◆ REQUIRED TASK: How many lines of these entries hold the string "реки"? Answer with the number alone.

##### AVAILABLE DATA

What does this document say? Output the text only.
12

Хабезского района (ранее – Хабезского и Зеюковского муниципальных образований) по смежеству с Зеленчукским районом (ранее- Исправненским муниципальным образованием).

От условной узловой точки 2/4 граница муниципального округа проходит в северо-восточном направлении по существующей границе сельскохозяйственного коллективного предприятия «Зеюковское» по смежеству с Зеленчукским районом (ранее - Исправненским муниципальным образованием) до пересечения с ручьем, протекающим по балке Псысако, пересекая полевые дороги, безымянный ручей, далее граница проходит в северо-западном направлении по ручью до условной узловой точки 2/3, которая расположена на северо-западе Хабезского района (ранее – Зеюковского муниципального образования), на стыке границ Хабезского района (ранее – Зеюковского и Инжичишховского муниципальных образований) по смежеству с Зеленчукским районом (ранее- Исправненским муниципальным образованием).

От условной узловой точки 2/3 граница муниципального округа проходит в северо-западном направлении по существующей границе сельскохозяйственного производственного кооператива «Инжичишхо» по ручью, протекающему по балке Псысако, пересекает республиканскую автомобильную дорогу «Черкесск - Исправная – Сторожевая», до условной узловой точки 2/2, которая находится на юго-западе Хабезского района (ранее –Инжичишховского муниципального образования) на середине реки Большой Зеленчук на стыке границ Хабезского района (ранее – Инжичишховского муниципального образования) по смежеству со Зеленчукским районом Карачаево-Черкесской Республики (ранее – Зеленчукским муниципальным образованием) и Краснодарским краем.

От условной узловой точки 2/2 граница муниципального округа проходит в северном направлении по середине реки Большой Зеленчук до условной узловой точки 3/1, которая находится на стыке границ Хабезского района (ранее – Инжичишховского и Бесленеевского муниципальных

##########

◆ ANSWER TO THE PROBLEM: 2